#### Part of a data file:
_ _ _

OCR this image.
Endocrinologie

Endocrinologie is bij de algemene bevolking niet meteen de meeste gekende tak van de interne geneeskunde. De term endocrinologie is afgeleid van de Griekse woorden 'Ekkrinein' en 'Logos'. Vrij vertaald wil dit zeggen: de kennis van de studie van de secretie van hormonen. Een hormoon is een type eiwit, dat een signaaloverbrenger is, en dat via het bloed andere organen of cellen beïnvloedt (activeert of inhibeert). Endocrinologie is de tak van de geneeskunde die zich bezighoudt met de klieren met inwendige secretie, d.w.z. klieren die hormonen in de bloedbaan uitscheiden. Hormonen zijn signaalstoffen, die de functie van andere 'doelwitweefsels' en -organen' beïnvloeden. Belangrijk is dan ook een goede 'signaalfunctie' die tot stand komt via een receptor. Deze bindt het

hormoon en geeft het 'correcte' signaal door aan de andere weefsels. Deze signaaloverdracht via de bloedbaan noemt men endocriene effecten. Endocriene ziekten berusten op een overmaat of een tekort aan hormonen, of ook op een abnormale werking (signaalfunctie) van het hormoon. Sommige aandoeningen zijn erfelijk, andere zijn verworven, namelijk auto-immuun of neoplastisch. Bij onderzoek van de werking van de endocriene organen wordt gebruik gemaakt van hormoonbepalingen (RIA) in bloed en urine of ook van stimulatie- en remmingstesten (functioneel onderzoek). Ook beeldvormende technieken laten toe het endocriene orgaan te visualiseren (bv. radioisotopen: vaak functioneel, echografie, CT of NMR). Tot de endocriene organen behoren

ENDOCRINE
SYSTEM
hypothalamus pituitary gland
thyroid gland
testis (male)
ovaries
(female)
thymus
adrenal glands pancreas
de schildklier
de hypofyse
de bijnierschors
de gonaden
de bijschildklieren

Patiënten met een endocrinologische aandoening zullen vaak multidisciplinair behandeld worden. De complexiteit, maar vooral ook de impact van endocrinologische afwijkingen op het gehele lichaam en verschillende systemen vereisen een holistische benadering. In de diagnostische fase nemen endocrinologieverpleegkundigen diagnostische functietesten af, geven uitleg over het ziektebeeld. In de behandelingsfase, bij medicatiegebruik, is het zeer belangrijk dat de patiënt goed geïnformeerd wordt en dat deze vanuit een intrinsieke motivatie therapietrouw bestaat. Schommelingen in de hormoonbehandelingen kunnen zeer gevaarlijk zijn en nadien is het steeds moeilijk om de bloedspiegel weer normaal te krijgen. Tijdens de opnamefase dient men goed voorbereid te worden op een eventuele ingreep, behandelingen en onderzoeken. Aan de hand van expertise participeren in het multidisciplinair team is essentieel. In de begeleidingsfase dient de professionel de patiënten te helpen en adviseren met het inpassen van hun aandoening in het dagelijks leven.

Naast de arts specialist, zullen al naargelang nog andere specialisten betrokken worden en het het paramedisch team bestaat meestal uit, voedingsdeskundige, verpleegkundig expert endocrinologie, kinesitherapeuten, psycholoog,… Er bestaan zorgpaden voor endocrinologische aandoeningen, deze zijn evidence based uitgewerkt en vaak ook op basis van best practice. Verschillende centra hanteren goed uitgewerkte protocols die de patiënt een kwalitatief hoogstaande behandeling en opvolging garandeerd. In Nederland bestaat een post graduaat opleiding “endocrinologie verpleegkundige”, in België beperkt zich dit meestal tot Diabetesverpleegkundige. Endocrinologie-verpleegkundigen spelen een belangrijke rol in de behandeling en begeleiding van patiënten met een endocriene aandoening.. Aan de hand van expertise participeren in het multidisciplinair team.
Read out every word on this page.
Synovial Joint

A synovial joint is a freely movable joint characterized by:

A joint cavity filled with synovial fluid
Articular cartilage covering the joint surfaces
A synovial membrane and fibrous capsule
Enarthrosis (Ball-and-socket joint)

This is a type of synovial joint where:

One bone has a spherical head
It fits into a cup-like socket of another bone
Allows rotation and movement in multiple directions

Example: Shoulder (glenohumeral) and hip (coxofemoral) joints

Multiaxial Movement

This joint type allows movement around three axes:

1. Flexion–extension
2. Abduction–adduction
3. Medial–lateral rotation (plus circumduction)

_ _ _

#### THE EXERCISE:
Search the data for "rotation". Copy every line that has it.

#### RESULT FOR THIS EXERCISE:
Allows rotation and movement in multiple directions
3. Medial–lateral rotation (plus circumduction)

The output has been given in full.